- What is expected -
Please give the entries from the line with "Point — [160, 458, 183, 473]" to the line with "Point — [142, 481, 165, 495]" as a numbered list, leaving out blank lines.

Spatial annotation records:
%%
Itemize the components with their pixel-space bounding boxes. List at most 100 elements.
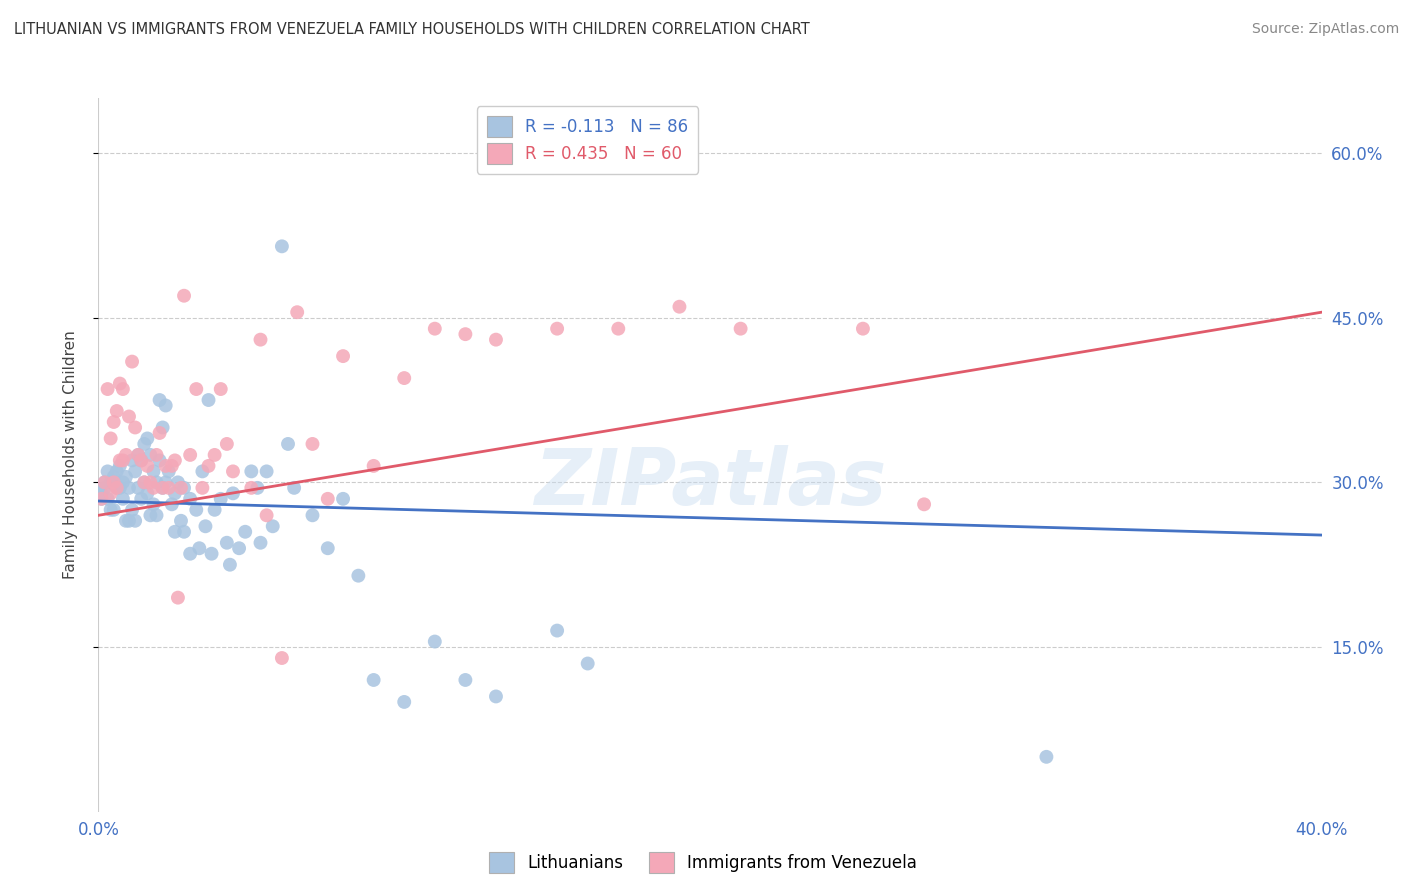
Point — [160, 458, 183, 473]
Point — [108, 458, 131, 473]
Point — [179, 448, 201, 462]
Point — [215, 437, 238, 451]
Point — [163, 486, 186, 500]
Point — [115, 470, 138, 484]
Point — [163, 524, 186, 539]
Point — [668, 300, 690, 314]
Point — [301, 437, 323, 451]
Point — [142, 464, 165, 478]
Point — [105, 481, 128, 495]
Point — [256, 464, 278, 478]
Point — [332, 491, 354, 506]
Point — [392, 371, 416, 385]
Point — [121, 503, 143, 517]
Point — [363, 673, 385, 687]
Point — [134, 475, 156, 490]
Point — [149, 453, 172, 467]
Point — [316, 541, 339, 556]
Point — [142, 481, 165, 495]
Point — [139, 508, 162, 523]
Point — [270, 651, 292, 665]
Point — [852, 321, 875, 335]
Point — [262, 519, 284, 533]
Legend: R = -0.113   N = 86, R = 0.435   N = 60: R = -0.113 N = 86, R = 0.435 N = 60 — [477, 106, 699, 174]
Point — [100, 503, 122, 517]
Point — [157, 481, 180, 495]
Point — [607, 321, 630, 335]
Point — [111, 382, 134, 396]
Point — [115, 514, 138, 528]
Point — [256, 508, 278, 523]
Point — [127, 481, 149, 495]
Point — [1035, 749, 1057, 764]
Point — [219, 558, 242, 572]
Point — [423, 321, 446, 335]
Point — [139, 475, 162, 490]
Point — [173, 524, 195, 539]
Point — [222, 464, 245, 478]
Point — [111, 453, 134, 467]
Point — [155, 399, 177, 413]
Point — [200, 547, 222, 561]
%%
- Written answer -
1. Point — [160, 458, 183, 473]
2. Point — [108, 458, 131, 473]
3. Point — [179, 448, 201, 462]
4. Point — [215, 437, 238, 451]
5. Point — [163, 486, 186, 500]
6. Point — [115, 470, 138, 484]
7. Point — [163, 524, 186, 539]
8. Point — [668, 300, 690, 314]
9. Point — [301, 437, 323, 451]
10. Point — [142, 464, 165, 478]
11. Point — [105, 481, 128, 495]
12. Point — [256, 464, 278, 478]
13. Point — [332, 491, 354, 506]
14. Point — [392, 371, 416, 385]
15. Point — [121, 503, 143, 517]
16. Point — [363, 673, 385, 687]
17. Point — [134, 475, 156, 490]
18. Point — [149, 453, 172, 467]
19. Point — [316, 541, 339, 556]
20. Point — [142, 481, 165, 495]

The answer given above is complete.